Description of the task
Can you rewrite the listing below with every "key-cell" changed to "label-cell" and everything else left as it is?

+-------+

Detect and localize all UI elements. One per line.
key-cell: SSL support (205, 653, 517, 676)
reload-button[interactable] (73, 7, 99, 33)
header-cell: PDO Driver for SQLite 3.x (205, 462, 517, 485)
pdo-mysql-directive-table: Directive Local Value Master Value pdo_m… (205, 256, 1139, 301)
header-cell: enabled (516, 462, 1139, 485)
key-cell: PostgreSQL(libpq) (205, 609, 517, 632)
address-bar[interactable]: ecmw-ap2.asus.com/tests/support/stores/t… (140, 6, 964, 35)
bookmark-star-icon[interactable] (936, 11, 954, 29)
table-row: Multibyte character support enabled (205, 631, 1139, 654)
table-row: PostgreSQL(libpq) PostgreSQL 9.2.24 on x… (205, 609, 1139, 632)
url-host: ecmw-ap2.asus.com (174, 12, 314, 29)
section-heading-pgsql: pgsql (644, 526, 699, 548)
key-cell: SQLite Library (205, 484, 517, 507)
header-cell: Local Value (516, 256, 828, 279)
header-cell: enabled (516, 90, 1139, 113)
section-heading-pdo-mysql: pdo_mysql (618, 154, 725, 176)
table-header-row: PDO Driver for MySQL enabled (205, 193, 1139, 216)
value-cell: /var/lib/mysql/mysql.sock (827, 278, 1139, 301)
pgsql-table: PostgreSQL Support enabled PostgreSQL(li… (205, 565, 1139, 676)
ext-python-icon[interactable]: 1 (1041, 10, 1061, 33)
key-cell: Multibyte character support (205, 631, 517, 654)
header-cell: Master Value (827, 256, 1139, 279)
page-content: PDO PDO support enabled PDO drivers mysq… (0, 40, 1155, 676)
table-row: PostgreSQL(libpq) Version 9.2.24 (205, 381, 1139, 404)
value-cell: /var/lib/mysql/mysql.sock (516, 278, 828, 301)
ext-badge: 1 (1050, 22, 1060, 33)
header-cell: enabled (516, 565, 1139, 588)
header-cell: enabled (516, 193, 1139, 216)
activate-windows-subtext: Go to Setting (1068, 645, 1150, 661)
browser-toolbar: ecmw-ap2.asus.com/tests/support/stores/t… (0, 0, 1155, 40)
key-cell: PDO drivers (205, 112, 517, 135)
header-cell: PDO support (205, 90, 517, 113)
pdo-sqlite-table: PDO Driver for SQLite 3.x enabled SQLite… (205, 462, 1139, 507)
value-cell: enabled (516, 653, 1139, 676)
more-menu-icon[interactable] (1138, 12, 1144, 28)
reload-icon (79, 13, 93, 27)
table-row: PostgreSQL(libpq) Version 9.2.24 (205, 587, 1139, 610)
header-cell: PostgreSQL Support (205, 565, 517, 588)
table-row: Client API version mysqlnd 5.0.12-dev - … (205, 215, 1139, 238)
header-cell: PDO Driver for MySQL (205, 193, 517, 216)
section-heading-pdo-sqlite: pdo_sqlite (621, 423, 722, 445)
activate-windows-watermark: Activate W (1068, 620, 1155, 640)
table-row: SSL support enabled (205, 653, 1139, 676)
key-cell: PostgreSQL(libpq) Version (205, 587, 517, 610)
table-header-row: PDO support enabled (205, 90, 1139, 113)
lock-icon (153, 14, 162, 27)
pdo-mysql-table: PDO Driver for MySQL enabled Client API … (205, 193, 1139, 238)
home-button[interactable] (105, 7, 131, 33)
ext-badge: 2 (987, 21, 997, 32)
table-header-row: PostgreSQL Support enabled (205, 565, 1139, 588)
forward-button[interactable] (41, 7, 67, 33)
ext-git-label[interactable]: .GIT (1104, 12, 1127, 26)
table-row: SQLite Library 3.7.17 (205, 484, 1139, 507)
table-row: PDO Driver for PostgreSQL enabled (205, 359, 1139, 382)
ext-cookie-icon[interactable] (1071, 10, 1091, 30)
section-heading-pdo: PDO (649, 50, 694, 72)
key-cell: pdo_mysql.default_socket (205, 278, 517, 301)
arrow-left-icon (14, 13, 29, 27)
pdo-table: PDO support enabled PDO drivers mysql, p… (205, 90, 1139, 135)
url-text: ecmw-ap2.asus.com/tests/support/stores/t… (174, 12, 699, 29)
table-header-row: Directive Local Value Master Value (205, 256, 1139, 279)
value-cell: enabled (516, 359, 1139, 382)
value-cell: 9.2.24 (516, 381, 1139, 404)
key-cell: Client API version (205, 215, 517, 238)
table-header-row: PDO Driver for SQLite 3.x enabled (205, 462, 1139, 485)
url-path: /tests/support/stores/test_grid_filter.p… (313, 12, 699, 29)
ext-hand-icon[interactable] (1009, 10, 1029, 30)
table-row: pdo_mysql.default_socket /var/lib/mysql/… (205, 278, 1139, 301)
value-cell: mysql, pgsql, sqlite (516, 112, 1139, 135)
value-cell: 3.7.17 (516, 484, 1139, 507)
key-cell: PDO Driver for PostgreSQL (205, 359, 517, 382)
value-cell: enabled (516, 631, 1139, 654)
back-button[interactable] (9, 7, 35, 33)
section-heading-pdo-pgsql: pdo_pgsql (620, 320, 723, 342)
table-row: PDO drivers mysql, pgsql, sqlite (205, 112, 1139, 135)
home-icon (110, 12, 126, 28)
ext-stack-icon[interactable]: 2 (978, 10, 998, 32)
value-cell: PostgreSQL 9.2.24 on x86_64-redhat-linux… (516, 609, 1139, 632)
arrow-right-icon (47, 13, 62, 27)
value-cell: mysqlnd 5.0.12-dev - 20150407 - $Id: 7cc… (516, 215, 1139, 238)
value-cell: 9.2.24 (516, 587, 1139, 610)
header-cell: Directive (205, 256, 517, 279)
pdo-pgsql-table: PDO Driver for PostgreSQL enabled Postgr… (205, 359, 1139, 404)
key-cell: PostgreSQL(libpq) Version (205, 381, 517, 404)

+-------+

The completed task
Detect and localize all UI elements. One per line.
label-cell: SSL support (205, 653, 517, 676)
reload-button[interactable] (73, 7, 99, 33)
header-cell: PDO Driver for SQLite 3.x (205, 462, 517, 485)
pdo-mysql-directive-table: Directive Local Value Master Value pdo_m… (205, 256, 1139, 301)
header-cell: enabled (516, 462, 1139, 485)
label-cell: PostgreSQL(libpq) (205, 609, 517, 632)
address-bar[interactable]: ecmw-ap2.asus.com/tests/support/stores/t… (140, 6, 964, 35)
bookmark-star-icon[interactable] (936, 11, 954, 29)
table-row: Multibyte character support enabled (205, 631, 1139, 654)
table-row: PostgreSQL(libpq) PostgreSQL 9.2.24 on x… (205, 609, 1139, 632)
url-host: ecmw-ap2.asus.com (174, 12, 314, 29)
section-heading-pgsql: pgsql (644, 526, 699, 548)
label-cell: SQLite Library (205, 484, 517, 507)
header-cell: Local Value (516, 256, 828, 279)
header-cell: enabled (516, 90, 1139, 113)
section-heading-pdo-mysql: pdo_mysql (618, 154, 725, 176)
table-header-row: PDO Driver for MySQL enabled (205, 193, 1139, 216)
value-cell: /var/lib/mysql/mysql.sock (827, 278, 1139, 301)
pgsql-table: PostgreSQL Support enabled PostgreSQL(li… (205, 565, 1139, 676)
ext-python-icon[interactable]: 1 (1041, 10, 1061, 33)
label-cell: Multibyte character support (205, 631, 517, 654)
header-cell: Master Value (827, 256, 1139, 279)
page-content: PDO PDO support enabled PDO drivers mysq… (0, 40, 1155, 676)
table-row: PostgreSQL(libpq) Version 9.2.24 (205, 381, 1139, 404)
value-cell: /var/lib/mysql/mysql.sock (516, 278, 828, 301)
ext-badge: 1 (1050, 22, 1060, 33)
header-cell: enabled (516, 565, 1139, 588)
header-cell: enabled (516, 193, 1139, 216)
activate-windows-subtext: Go to Setting (1068, 645, 1150, 661)
browser-toolbar: ecmw-ap2.asus.com/tests/support/stores/t… (0, 0, 1155, 40)
label-cell: PDO drivers (205, 112, 517, 135)
header-cell: PDO support (205, 90, 517, 113)
pdo-sqlite-table: PDO Driver for SQLite 3.x enabled SQLite… (205, 462, 1139, 507)
value-cell: enabled (516, 653, 1139, 676)
more-menu-icon[interactable] (1138, 12, 1144, 28)
reload-icon (79, 13, 93, 27)
table-row: PostgreSQL(libpq) Version 9.2.24 (205, 587, 1139, 610)
header-cell: PostgreSQL Support (205, 565, 517, 588)
table-row: Client API version mysqlnd 5.0.12-dev - … (205, 215, 1139, 238)
header-cell: PDO Driver for MySQL (205, 193, 517, 216)
section-heading-pdo-sqlite: pdo_sqlite (621, 423, 722, 445)
activate-windows-watermark: Activate W (1068, 620, 1155, 640)
table-row: SSL support enabled (205, 653, 1139, 676)
label-cell: PostgreSQL(libpq) Version (205, 587, 517, 610)
table-header-row: PDO support enabled (205, 90, 1139, 113)
lock-icon (153, 14, 162, 27)
pdo-mysql-table: PDO Driver for MySQL enabled Client API … (205, 193, 1139, 238)
home-button[interactable] (105, 7, 131, 33)
ext-badge: 2 (987, 21, 997, 32)
table-header-row: PostgreSQL Support enabled (205, 565, 1139, 588)
forward-button[interactable] (41, 7, 67, 33)
ext-git-label[interactable]: .GIT (1104, 12, 1127, 26)
table-row: SQLite Library 3.7.17 (205, 484, 1139, 507)
table-row: PDO Driver for PostgreSQL enabled (205, 359, 1139, 382)
ext-cookie-icon[interactable] (1071, 10, 1091, 30)
section-heading-pdo: PDO (649, 50, 694, 72)
label-cell: pdo_mysql.default_socket (205, 278, 517, 301)
arrow-left-icon (14, 13, 29, 27)
pdo-table: PDO support enabled PDO drivers mysql, p… (205, 90, 1139, 135)
url-text: ecmw-ap2.asus.com/tests/support/stores/t… (174, 12, 699, 29)
table-header-row: Directive Local Value Master Value (205, 256, 1139, 279)
value-cell: enabled (516, 359, 1139, 382)
value-cell: 9.2.24 (516, 381, 1139, 404)
label-cell: Client API version (205, 215, 517, 238)
table-header-row: PDO Driver for SQLite 3.x enabled (205, 462, 1139, 485)
url-path: /tests/support/stores/test_grid_filter.p… (313, 12, 699, 29)
ext-hand-icon[interactable] (1009, 10, 1029, 30)
table-row: pdo_mysql.default_socket /var/lib/mysql/… (205, 278, 1139, 301)
value-cell: mysql, pgsql, sqlite (516, 112, 1139, 135)
value-cell: 3.7.17 (516, 484, 1139, 507)
label-cell: PDO Driver for PostgreSQL (205, 359, 517, 382)
value-cell: enabled (516, 631, 1139, 654)
back-button[interactable] (9, 7, 35, 33)
section-heading-pdo-pgsql: pdo_pgsql (620, 320, 723, 342)
table-row: PDO drivers mysql, pgsql, sqlite (205, 112, 1139, 135)
home-icon (110, 12, 126, 28)
ext-stack-icon[interactable]: 2 (978, 10, 998, 32)
value-cell: PostgreSQL 9.2.24 on x86_64-redhat-linux… (516, 609, 1139, 632)
arrow-right-icon (47, 13, 62, 27)
value-cell: mysqlnd 5.0.12-dev - 20150407 - $Id: 7cc… (516, 215, 1139, 238)
value-cell: 9.2.24 (516, 587, 1139, 610)
header-cell: Directive (205, 256, 517, 279)
pdo-pgsql-table: PDO Driver for PostgreSQL enabled Postgr… (205, 359, 1139, 404)
label-cell: PostgreSQL(libpq) Version (205, 381, 517, 404)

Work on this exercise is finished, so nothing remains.